start Records shown

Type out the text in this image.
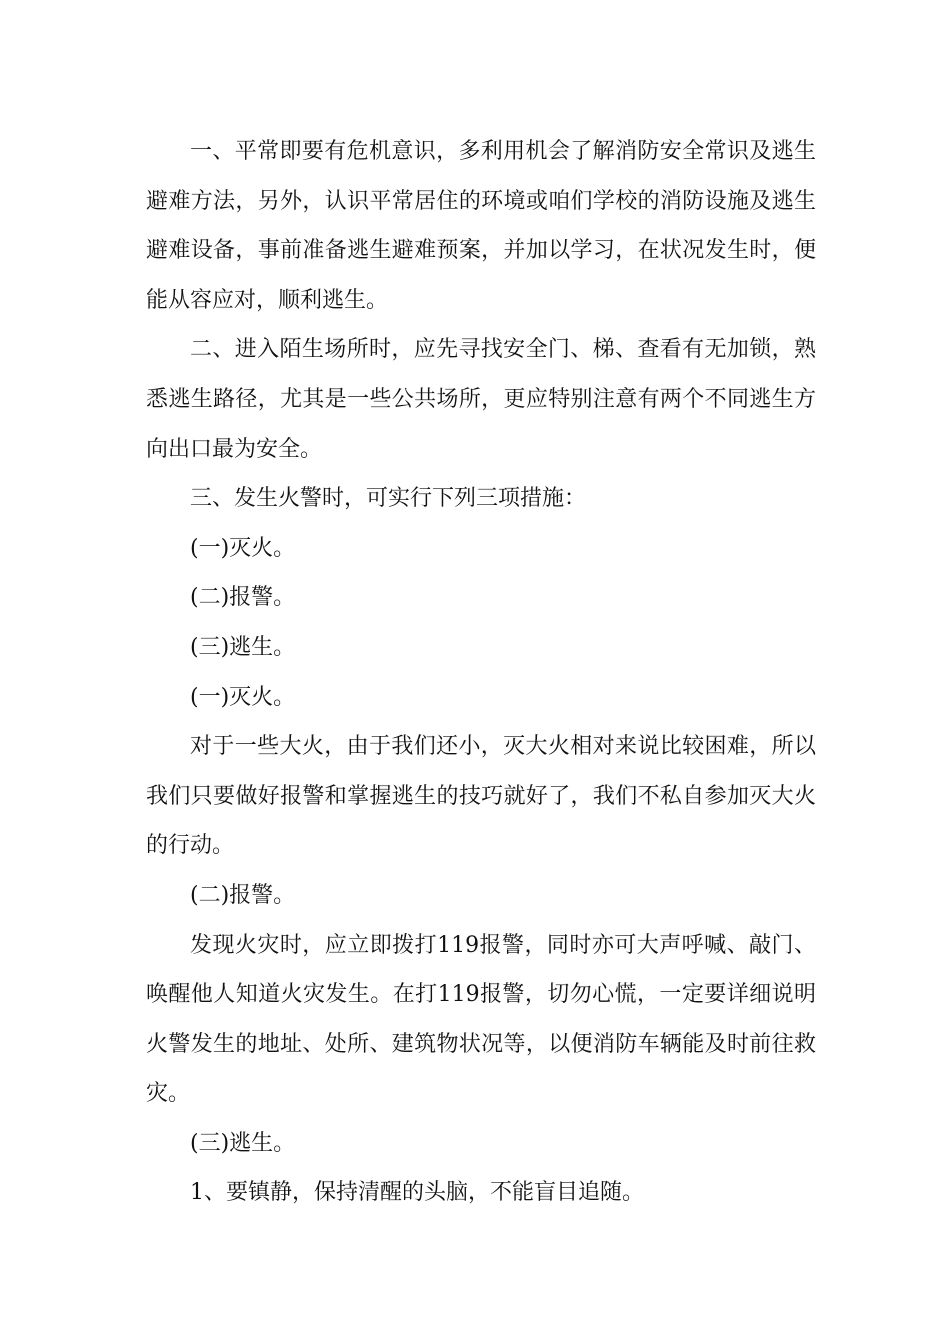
一、平常即要有危机意识，多利用机会了解消防安全常识及逃生避难方法，另外，认识平常居住的环境或咱们学校的消防设施及逃生避难设备，事前准备逃生避难预案，并加以学习，在状况发生时，便能从容应对，顺利逃生。

二、进入陌生场所时，应先寻找安全门、梯、查看有无加锁，熟悉逃生路径，尤其是一些公共场所，更应特别注意有两个不同逃生方向出口最为安全。

三、发生火警时，可实行下列三项措施：

(一)灭火。

(二)报警。

(三)逃生。

(一)灭火。

对于一些大火，由于我们还小，灭大火相对来说比较困难，所以我们只要做好报警和掌握逃生的技巧就好了，我们不私自参加灭大火的行动。

(二)报警。

发现火灾时，应立即拨打119报警，同时亦可大声呼喊、敲门、唤醒他人知道火灾发生。在打119报警，切勿心慌，一定要详细说明火警发生的地址、处所、建筑物状况等，以便消防车辆能及时前往救灾。

(三)逃生。

1、要镇静，保持清醒的头脑，不能盲目追随。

end Records shown

**What needs to be done**
Repeat all the records above exactly, leaving out any pictures.

**Written response**
Type out the text in this image.
一、平常即要有危机意识，多利用机会了解消防安全常识及逃生避难方法，另外，认识平常居住的环境或咱们学校的消防设施及逃生避难设备，事前准备逃生避难预案，并加以学习，在状况发生时，便能从容应对，顺利逃生。

二、进入陌生场所时，应先寻找安全门、梯、查看有无加锁，熟悉逃生路径，尤其是一些公共场所，更应特别注意有两个不同逃生方向出口最为安全。

三、发生火警时，可实行下列三项措施：

(一)灭火。

(二)报警。

(三)逃生。

(一)灭火。

对于一些大火，由于我们还小，灭大火相对来说比较困难，所以我们只要做好报警和掌握逃生的技巧就好了，我们不私自参加灭大火的行动。

(二)报警。

发现火灾时，应立即拨打119报警，同时亦可大声呼喊、敲门、唤醒他人知道火灾发生。在打119报警，切勿心慌，一定要详细说明火警发生的地址、处所、建筑物状况等，以便消防车辆能及时前往救灾。

(三)逃生。

1、要镇静，保持清醒的头脑，不能盲目追随。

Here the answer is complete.